== RAW RECORDS
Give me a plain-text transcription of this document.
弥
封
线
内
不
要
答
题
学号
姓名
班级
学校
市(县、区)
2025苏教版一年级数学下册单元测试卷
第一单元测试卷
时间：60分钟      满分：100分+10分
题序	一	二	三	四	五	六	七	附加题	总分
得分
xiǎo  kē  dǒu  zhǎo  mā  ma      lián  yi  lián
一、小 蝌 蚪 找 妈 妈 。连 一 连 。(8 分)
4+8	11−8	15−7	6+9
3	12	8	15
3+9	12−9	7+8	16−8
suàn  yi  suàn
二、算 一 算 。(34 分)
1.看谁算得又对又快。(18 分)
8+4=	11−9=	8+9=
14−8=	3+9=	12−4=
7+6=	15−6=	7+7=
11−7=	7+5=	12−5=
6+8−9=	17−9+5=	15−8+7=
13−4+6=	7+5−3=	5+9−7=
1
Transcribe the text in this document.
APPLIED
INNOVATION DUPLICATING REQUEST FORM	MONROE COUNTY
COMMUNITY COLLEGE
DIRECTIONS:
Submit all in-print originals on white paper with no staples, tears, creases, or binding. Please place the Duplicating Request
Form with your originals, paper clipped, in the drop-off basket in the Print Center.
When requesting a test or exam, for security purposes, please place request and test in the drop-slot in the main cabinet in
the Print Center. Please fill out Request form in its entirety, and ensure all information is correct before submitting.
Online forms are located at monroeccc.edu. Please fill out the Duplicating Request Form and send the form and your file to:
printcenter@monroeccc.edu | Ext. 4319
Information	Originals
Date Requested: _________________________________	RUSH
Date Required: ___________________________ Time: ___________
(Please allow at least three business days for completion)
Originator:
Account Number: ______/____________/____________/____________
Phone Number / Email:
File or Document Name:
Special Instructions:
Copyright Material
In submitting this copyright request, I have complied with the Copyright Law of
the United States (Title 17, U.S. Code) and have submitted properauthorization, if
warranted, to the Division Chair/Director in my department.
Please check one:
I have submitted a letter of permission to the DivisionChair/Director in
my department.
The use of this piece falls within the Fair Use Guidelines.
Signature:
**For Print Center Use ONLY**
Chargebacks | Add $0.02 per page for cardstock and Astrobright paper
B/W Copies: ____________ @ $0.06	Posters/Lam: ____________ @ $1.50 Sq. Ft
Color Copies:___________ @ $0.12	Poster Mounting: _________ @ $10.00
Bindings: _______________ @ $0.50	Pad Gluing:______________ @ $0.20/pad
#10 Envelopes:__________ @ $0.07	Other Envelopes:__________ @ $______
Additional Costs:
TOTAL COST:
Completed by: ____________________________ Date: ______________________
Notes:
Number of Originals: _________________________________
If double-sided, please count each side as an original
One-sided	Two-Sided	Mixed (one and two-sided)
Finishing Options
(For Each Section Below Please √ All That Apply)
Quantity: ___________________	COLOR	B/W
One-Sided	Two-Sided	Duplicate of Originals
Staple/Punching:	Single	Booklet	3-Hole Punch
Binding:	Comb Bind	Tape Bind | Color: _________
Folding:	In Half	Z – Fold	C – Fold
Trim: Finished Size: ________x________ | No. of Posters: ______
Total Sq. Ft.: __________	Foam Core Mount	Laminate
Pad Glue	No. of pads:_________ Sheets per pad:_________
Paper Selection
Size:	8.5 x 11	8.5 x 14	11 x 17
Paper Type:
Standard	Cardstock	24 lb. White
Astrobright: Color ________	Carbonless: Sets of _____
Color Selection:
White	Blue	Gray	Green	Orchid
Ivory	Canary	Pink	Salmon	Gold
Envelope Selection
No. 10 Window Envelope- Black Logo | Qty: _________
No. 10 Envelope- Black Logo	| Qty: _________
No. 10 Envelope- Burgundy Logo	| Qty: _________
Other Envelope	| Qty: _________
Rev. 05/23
====
WHAT YOU SHOULD DO
Transcribe each record exactly. Leave nothing out.

OUTPUT FOR THIS EXERCISE
Give me a plain-text transcription of this document.
弥
封
线
内
不
要
答
题
学号
姓名
班级
学校
市(县、区)
2025苏教版一年级数学下册单元测试卷
第一单元测试卷
时间：60分钟      满分：100分+10分
题序	一	二	三	四	五	六	七	附加题	总分
得分
xiǎo  kē  dǒu  zhǎo  mā  ma      lián  yi  lián
一、小 蝌 蚪 找 妈 妈 。连 一 连 。(8 分)
4+8	11−8	15−7	6+9
3	12	8	15
3+9	12−9	7+8	16−8
suàn  yi  suàn
二、算 一 算 。(34 分)
1.看谁算得又对又快。(18 分)
8+4=	11−9=	8+9=
14−8=	3+9=	12−4=
7+6=	15−6=	7+7=
11−7=	7+5=	12−5=
6+8−9=	17−9+5=	15−8+7=
13−4+6=	7+5−3=	5+9−7=
1
Transcribe the text in this document.
APPLIED
INNOVATION DUPLICATING REQUEST FORM	MONROE COUNTY
COMMUNITY COLLEGE
DIRECTIONS:
Submit all in-print originals on white paper with no staples, tears, creases, or binding. Please place the Duplicating Request
Form with your originals, paper clipped, in the drop-off basket in the Print Center.
When requesting a test or exam, for security purposes, please place request and test in the drop-slot in the main cabinet in
the Print Center. Please fill out Request form in its entirety, and ensure all information is correct before submitting.
Online forms are located at monroeccc.edu. Please fill out the Duplicating Request Form and send the form and your file to:
printcenter@monroeccc.edu | Ext. 4319
Information	Originals
Date Requested: _________________________________	RUSH
Date Required: ___________________________ Time: ___________
(Please allow at least three business days for completion)
Originator:
Account Number: ______/____________/____________/____________
Phone Number / Email:
File or Document Name:
Special Instructions:
Copyright Material
In submitting this copyright request, I have complied with the Copyright Law of
the United States (Title 17, U.S. Code) and have submitted properauthorization, if
warranted, to the Division Chair/Director in my department.
Please check one:
I have submitted a letter of permission to the DivisionChair/Director in
my department.
The use of this piece falls within the Fair Use Guidelines.
Signature:
**For Print Center Use ONLY**
Chargebacks | Add $0.02 per page for cardstock and Astrobright paper
B/W Copies: ____________ @ $0.06	Posters/Lam: ____________ @ $1.50 Sq. Ft
Color Copies:___________ @ $0.12	Poster Mounting: _________ @ $10.00
Bindings: _______________ @ $0.50	Pad Gluing:______________ @ $0.20/pad
#10 Envelopes:__________ @ $0.07	Other Envelopes:__________ @ $______
Additional Costs:
TOTAL COST:
Completed by: ____________________________ Date: ______________________
Notes:
Number of Originals: _________________________________
If double-sided, please count each side as an original
One-sided	Two-Sided	Mixed (one and two-sided)
Finishing Options
(For Each Section Below Please √ All That Apply)
Quantity: ___________________	COLOR	B/W
One-Sided	Two-Sided	Duplicate of Originals
Staple/Punching:	Single	Booklet	3-Hole Punch
Binding:	Comb Bind	Tape Bind | Color: _________
Folding:	In Half	Z – Fold	C – Fold
Trim: Finished Size: ________x________ | No. of Posters: ______
Total Sq. Ft.: __________	Foam Core Mount	Laminate
Pad Glue	No. of pads:_________ Sheets per pad:_________
Paper Selection
Size:	8.5 x 11	8.5 x 14	11 x 17
Paper Type:
Standard	Cardstock	24 lb. White
Astrobright: Color ________	Carbonless: Sets of _____
Color Selection:
White	Blue	Gray	Green	Orchid
Ivory	Canary	Pink	Salmon	Gold
Envelope Selection
No. 10 Window Envelope- Black Logo | Qty: _________
No. 10 Envelope- Black Logo	| Qty: _________
No. 10 Envelope- Burgundy Logo	| Qty: _________
Other Envelope	| Qty: _________
Rev. 05/23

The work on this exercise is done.